[PROMPT]: Will you output the entries below exactly, skipping every image they contain?

[GIVEN ENTRIES]:
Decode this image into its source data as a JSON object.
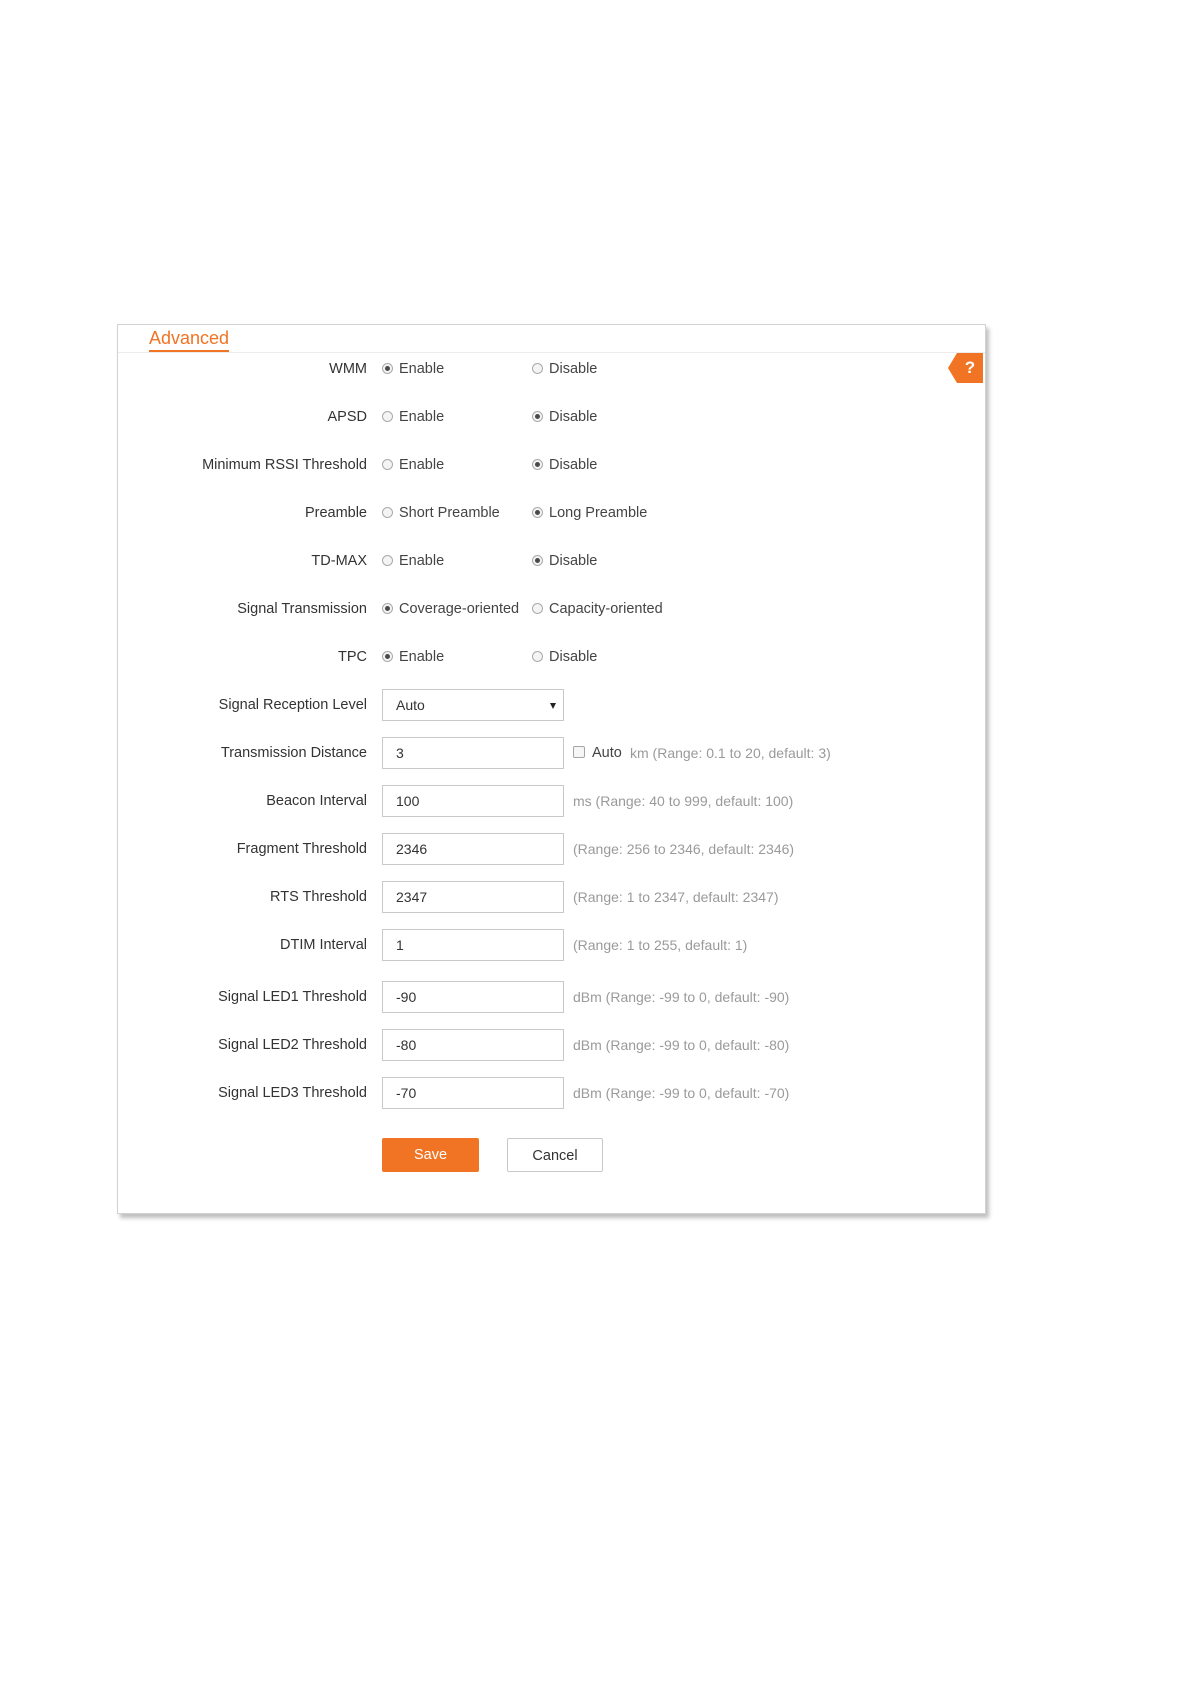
{
  "panel": {
    "title": "Advanced",
    "help_label": "?"
  },
  "radios": [
    {
      "label": "WMM",
      "option_a": "Enable",
      "option_b": "Disable",
      "selected": "a"
    },
    {
      "label": "APSD",
      "option_a": "Enable",
      "option_b": "Disable",
      "selected": "b"
    },
    {
      "label": "Minimum RSSI Threshold",
      "option_a": "Enable",
      "option_b": "Disable",
      "selected": "b"
    },
    {
      "label": "Preamble",
      "option_a": "Short Preamble",
      "option_b": "Long Preamble",
      "selected": "b"
    },
    {
      "label": "TD-MAX",
      "option_a": "Enable",
      "option_b": "Disable",
      "selected": "b"
    },
    {
      "label": "Signal Transmission",
      "option_a": "Coverage-oriented",
      "option_b": "Capacity-oriented",
      "selected": "a"
    },
    {
      "label": "TPC",
      "option_a": "Enable",
      "option_b": "Disable",
      "selected": "a"
    }
  ],
  "signal_reception": {
    "label": "Signal Reception Level",
    "value": "Auto"
  },
  "transmission_distance": {
    "label": "Transmission Distance",
    "value": "3",
    "auto_label": "Auto",
    "auto_checked": false,
    "hint": "km (Range: 0.1 to 20, default: 3)"
  },
  "fields": [
    {
      "label": "Beacon Interval",
      "value": "100",
      "hint": "ms (Range: 40 to 999, default: 100)"
    },
    {
      "label": "Fragment Threshold",
      "value": "2346",
      "hint": "(Range: 256 to 2346, default: 2346)"
    },
    {
      "label": "RTS Threshold",
      "value": "2347",
      "hint": "(Range: 1 to 2347, default: 2347)"
    },
    {
      "label": "DTIM Interval",
      "value": "1",
      "hint": "(Range: 1 to 255, default: 1)"
    },
    {
      "label": "Signal LED1 Threshold",
      "value": "-90",
      "hint": "dBm (Range: -99 to 0, default: -90)"
    },
    {
      "label": "Signal LED2 Threshold",
      "value": "-80",
      "hint": "dBm (Range: -99 to 0, default: -80)"
    },
    {
      "label": "Signal LED3 Threshold",
      "value": "-70",
      "hint": "dBm (Range: -99 to 0, default: -70)"
    }
  ],
  "buttons": {
    "save": "Save",
    "cancel": "Cancel"
  },
  "colors": {
    "accent": "#f07424"
  }
}
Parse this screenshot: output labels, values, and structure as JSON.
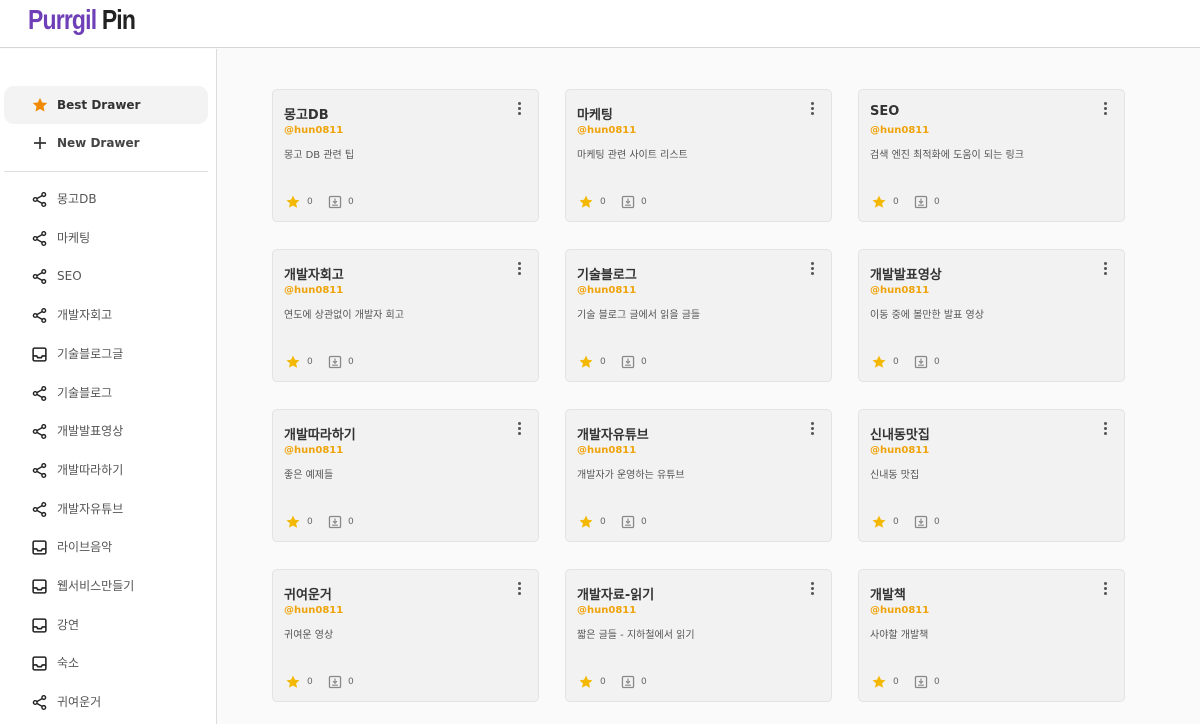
{
  "logo": {
    "part1": "Purrgil",
    "part2": "Pin"
  },
  "sidebar": {
    "best_drawer": "Best Drawer",
    "new_drawer": "New Drawer",
    "items": [
      {
        "label": "몽고DB",
        "icon": "share-icon"
      },
      {
        "label": "마케팅",
        "icon": "share-icon"
      },
      {
        "label": "SEO",
        "icon": "share-icon"
      },
      {
        "label": "개발자회고",
        "icon": "share-icon"
      },
      {
        "label": "기술블로그글",
        "icon": "inbox-icon"
      },
      {
        "label": "기술블로그",
        "icon": "share-icon"
      },
      {
        "label": "개발발표영상",
        "icon": "share-icon"
      },
      {
        "label": "개발따라하기",
        "icon": "share-icon"
      },
      {
        "label": "개발자유튜브",
        "icon": "share-icon"
      },
      {
        "label": "라이브음악",
        "icon": "inbox-icon"
      },
      {
        "label": "웹서비스만들기",
        "icon": "inbox-icon"
      },
      {
        "label": "강연",
        "icon": "inbox-icon"
      },
      {
        "label": "숙소",
        "icon": "inbox-icon"
      },
      {
        "label": "귀여운거",
        "icon": "share-icon"
      }
    ]
  },
  "cards": [
    {
      "title": "몽고DB",
      "author": "@hun0811",
      "desc": "몽고 DB 관련 팁",
      "stars": "0",
      "saves": "0"
    },
    {
      "title": "마케팅",
      "author": "@hun0811",
      "desc": "마케팅 관련 사이트 리스트",
      "stars": "0",
      "saves": "0"
    },
    {
      "title": "SEO",
      "author": "@hun0811",
      "desc": "검색 엔진 최적화에 도움이 되는 링크",
      "stars": "0",
      "saves": "0"
    },
    {
      "title": "개발자회고",
      "author": "@hun0811",
      "desc": "연도에 상관없이 개발자 회고",
      "stars": "0",
      "saves": "0"
    },
    {
      "title": "기술블로그",
      "author": "@hun0811",
      "desc": "기술 블로그 글에서 읽을 글들",
      "stars": "0",
      "saves": "0"
    },
    {
      "title": "개발발표영상",
      "author": "@hun0811",
      "desc": "이동 중에 볼만한 발표 영상",
      "stars": "0",
      "saves": "0"
    },
    {
      "title": "개발따라하기",
      "author": "@hun0811",
      "desc": "좋은 예제들",
      "stars": "0",
      "saves": "0"
    },
    {
      "title": "개발자유튜브",
      "author": "@hun0811",
      "desc": "개발자가 운영하는 유튜브",
      "stars": "0",
      "saves": "0"
    },
    {
      "title": "신내동맛집",
      "author": "@hun0811",
      "desc": "신내동 맛집",
      "stars": "0",
      "saves": "0"
    },
    {
      "title": "귀여운거",
      "author": "@hun0811",
      "desc": "귀여운 영상",
      "stars": "0",
      "saves": "0"
    },
    {
      "title": "개발자료-읽기",
      "author": "@hun0811",
      "desc": "짧은 글들 - 지하철에서 읽기",
      "stars": "0",
      "saves": "0"
    },
    {
      "title": "개발책",
      "author": "@hun0811",
      "desc": "사야할 개발책",
      "stars": "0",
      "saves": "0"
    }
  ],
  "colors": {
    "brand": "#6e3fb6",
    "accent": "#f0a30a",
    "star": "#f5b800"
  }
}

[FINAL RESULT]:
Decode this image into its source data as a JSON object.
{
  "panel": {
    "title": "Advanced",
    "help_label": "?"
  },
  "radios": [
    {
      "label": "WMM",
      "option_a": "Enable",
      "option_b": "Disable",
      "selected": "a"
    },
    {
      "label": "APSD",
      "option_a": "Enable",
      "option_b": "Disable",
      "selected": "b"
    },
    {
      "label": "Minimum RSSI Threshold",
      "option_a": "Enable",
      "option_b": "Disable",
      "selected": "b"
    },
    {
      "label": "Preamble",
      "option_a": "Short Preamble",
      "option_b": "Long Preamble",
      "selected": "b"
    },
    {
      "label": "TD-MAX",
      "option_a": "Enable",
      "option_b": "Disable",
      "selected": "b"
    },
    {
      "label": "Signal Transmission",
      "option_a": "Coverage-oriented",
      "option_b": "Capacity-oriented",
      "selected": "a"
    },
    {
      "label": "TPC",
      "option_a": "Enable",
      "option_b": "Disable",
      "selected": "a"
    }
  ],
  "signal_reception": {
    "label": "Signal Reception Level",
    "value": "Auto"
  },
  "transmission_distance": {
    "label": "Transmission Distance",
    "value": "3",
    "auto_label": "Auto",
    "auto_checked": false,
    "hint": "km (Range: 0.1 to 20, default: 3)"
  },
  "fields": [
    {
      "label": "Beacon Interval",
      "value": "100",
      "hint": "ms (Range: 40 to 999, default: 100)"
    },
    {
      "label": "Fragment Threshold",
      "value": "2346",
      "hint": "(Range: 256 to 2346, default: 2346)"
    },
    {
      "label": "RTS Threshold",
      "value": "2347",
      "hint": "(Range: 1 to 2347, default: 2347)"
    },
    {
      "label": "DTIM Interval",
      "value": "1",
      "hint": "(Range: 1 to 255, default: 1)"
    },
    {
      "label": "Signal LED1 Threshold",
      "value": "-90",
      "hint": "dBm (Range: -99 to 0, default: -90)"
    },
    {
      "label": "Signal LED2 Threshold",
      "value": "-80",
      "hint": "dBm (Range: -99 to 0, default: -80)"
    },
    {
      "label": "Signal LED3 Threshold",
      "value": "-70",
      "hint": "dBm (Range: -99 to 0, default: -70)"
    }
  ],
  "buttons": {
    "save": "Save",
    "cancel": "Cancel"
  },
  "colors": {
    "accent": "#f07424"
  }
}
Parse this screenshot: output labels, values, and structure as JSON.
{
  "logo": {
    "part1": "Purrgil",
    "part2": "Pin"
  },
  "sidebar": {
    "best_drawer": "Best Drawer",
    "new_drawer": "New Drawer",
    "items": [
      {
        "label": "몽고DB",
        "icon": "share-icon"
      },
      {
        "label": "마케팅",
        "icon": "share-icon"
      },
      {
        "label": "SEO",
        "icon": "share-icon"
      },
      {
        "label": "개발자회고",
        "icon": "share-icon"
      },
      {
        "label": "기술블로그글",
        "icon": "inbox-icon"
      },
      {
        "label": "기술블로그",
        "icon": "share-icon"
      },
      {
        "label": "개발발표영상",
        "icon": "share-icon"
      },
      {
        "label": "개발따라하기",
        "icon": "share-icon"
      },
      {
        "label": "개발자유튜브",
        "icon": "share-icon"
      },
      {
        "label": "라이브음악",
        "icon": "inbox-icon"
      },
      {
        "label": "웹서비스만들기",
        "icon": "inbox-icon"
      },
      {
        "label": "강연",
        "icon": "inbox-icon"
      },
      {
        "label": "숙소",
        "icon": "inbox-icon"
      },
      {
        "label": "귀여운거",
        "icon": "share-icon"
      }
    ]
  },
  "cards": [
    {
      "title": "몽고DB",
      "author": "@hun0811",
      "desc": "몽고 DB 관련 팁",
      "stars": "0",
      "saves": "0"
    },
    {
      "title": "마케팅",
      "author": "@hun0811",
      "desc": "마케팅 관련 사이트 리스트",
      "stars": "0",
      "saves": "0"
    },
    {
      "title": "SEO",
      "author": "@hun0811",
      "desc": "검색 엔진 최적화에 도움이 되는 링크",
      "stars": "0",
      "saves": "0"
    },
    {
      "title": "개발자회고",
      "author": "@hun0811",
      "desc": "연도에 상관없이 개발자 회고",
      "stars": "0",
      "saves": "0"
    },
    {
      "title": "기술블로그",
      "author": "@hun0811",
      "desc": "기술 블로그 글에서 읽을 글들",
      "stars": "0",
      "saves": "0"
    },
    {
      "title": "개발발표영상",
      "author": "@hun0811",
      "desc": "이동 중에 볼만한 발표 영상",
      "stars": "0",
      "saves": "0"
    },
    {
      "title": "개발따라하기",
      "author": "@hun0811",
      "desc": "좋은 예제들",
      "stars": "0",
      "saves": "0"
    },
    {
      "title": "개발자유튜브",
      "author": "@hun0811",
      "desc": "개발자가 운영하는 유튜브",
      "stars": "0",
      "saves": "0"
    },
    {
      "title": "신내동맛집",
      "author": "@hun0811",
      "desc": "신내동 맛집",
      "stars": "0",
      "saves": "0"
    },
    {
      "title": "귀여운거",
      "author": "@hun0811",
      "desc": "귀여운 영상",
      "stars": "0",
      "saves": "0"
    },
    {
      "title": "개발자료-읽기",
      "author": "@hun0811",
      "desc": "짧은 글들 - 지하철에서 읽기",
      "stars": "0",
      "saves": "0"
    },
    {
      "title": "개발책",
      "author": "@hun0811",
      "desc": "사야할 개발책",
      "stars": "0",
      "saves": "0"
    }
  ],
  "colors": {
    "brand": "#6e3fb6",
    "accent": "#f0a30a",
    "star": "#f5b800"
  }
}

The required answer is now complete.